Task to complete:
Emit only the lines from the line containing "Enumerate this screenshot's" through the last line of the entries, unchanged.

Extracted data:
::::::

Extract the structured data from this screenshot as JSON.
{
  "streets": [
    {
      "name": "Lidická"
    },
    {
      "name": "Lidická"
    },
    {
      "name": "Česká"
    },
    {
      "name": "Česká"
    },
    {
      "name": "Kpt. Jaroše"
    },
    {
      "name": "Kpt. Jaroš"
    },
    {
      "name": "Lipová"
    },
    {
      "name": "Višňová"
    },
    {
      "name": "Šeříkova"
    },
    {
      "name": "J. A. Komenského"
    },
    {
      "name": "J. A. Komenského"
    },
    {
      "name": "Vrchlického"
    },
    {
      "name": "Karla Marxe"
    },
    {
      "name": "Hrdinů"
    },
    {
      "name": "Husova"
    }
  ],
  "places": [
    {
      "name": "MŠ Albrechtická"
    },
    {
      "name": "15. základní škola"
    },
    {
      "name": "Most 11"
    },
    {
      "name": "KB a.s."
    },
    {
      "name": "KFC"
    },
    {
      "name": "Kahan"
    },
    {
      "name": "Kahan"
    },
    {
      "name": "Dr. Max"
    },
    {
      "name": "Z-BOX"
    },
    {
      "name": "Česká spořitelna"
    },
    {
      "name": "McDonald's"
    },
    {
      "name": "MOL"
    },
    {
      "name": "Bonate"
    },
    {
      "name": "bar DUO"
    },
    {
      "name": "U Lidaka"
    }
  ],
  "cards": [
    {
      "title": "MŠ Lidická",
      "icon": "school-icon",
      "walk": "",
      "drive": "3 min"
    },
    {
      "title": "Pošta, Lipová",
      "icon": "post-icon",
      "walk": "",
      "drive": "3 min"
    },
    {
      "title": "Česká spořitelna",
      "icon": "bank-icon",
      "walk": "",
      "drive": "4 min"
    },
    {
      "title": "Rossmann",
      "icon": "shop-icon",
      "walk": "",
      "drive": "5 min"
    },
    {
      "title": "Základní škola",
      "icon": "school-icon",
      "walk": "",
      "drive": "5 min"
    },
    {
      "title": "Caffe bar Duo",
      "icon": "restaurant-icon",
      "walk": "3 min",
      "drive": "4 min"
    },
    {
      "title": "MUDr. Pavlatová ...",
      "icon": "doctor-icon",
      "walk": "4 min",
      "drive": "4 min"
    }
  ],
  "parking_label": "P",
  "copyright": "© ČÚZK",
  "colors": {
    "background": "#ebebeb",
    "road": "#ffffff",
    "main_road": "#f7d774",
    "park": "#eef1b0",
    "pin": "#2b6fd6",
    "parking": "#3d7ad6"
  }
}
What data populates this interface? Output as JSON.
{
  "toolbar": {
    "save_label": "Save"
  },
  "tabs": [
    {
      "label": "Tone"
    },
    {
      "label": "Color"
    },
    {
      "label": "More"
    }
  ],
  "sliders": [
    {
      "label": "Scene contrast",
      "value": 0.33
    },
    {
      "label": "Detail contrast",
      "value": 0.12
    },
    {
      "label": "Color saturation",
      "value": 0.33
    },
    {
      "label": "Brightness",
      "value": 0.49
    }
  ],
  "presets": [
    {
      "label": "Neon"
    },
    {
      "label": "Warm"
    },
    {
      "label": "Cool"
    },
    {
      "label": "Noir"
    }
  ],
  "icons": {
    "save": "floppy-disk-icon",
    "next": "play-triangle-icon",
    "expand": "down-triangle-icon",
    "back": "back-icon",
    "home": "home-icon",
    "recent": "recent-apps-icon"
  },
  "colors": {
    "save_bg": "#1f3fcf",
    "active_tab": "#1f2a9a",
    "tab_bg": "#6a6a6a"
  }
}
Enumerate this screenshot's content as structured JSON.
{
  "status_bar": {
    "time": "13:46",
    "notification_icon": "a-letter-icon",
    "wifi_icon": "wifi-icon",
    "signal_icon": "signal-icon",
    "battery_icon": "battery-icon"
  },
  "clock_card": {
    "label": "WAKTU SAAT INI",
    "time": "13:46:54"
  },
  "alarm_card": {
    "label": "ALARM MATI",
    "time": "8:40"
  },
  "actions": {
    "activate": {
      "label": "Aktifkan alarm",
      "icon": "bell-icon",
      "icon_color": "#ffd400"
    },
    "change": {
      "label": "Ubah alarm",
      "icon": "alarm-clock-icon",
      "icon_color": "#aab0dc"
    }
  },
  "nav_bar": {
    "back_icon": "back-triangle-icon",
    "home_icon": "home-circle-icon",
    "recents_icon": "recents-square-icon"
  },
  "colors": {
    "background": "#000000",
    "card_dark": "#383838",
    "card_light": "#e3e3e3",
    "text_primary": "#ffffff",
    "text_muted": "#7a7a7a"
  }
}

::::::

Answer to this exercise:
Enumerate this screenshot's content as structured JSON.
{
  "status_bar": {
    "time": "13:46",
    "notification_icon": "a-letter-icon",
    "wifi_icon": "wifi-icon",
    "signal_icon": "signal-icon",
    "battery_icon": "battery-icon"
  },
  "clock_card": {
    "label": "WAKTU SAAT INI",
    "time": "13:46:54"
  },
  "alarm_card": {
    "label": "ALARM MATI",
    "time": "8:40"
  },
  "actions": {
    "activate": {
      "label": "Aktifkan alarm",
      "icon": "bell-icon",
      "icon_color": "#ffd400"
    },
    "change": {
      "label": "Ubah alarm",
      "icon": "alarm-clock-icon",
      "icon_color": "#aab0dc"
    }
  },
  "nav_bar": {
    "back_icon": "back-triangle-icon",
    "home_icon": "home-circle-icon",
    "recents_icon": "recents-square-icon"
  },
  "colors": {
    "background": "#000000",
    "card_dark": "#383838",
    "card_light": "#e3e3e3",
    "text_primary": "#ffffff",
    "text_muted": "#7a7a7a"
  }
}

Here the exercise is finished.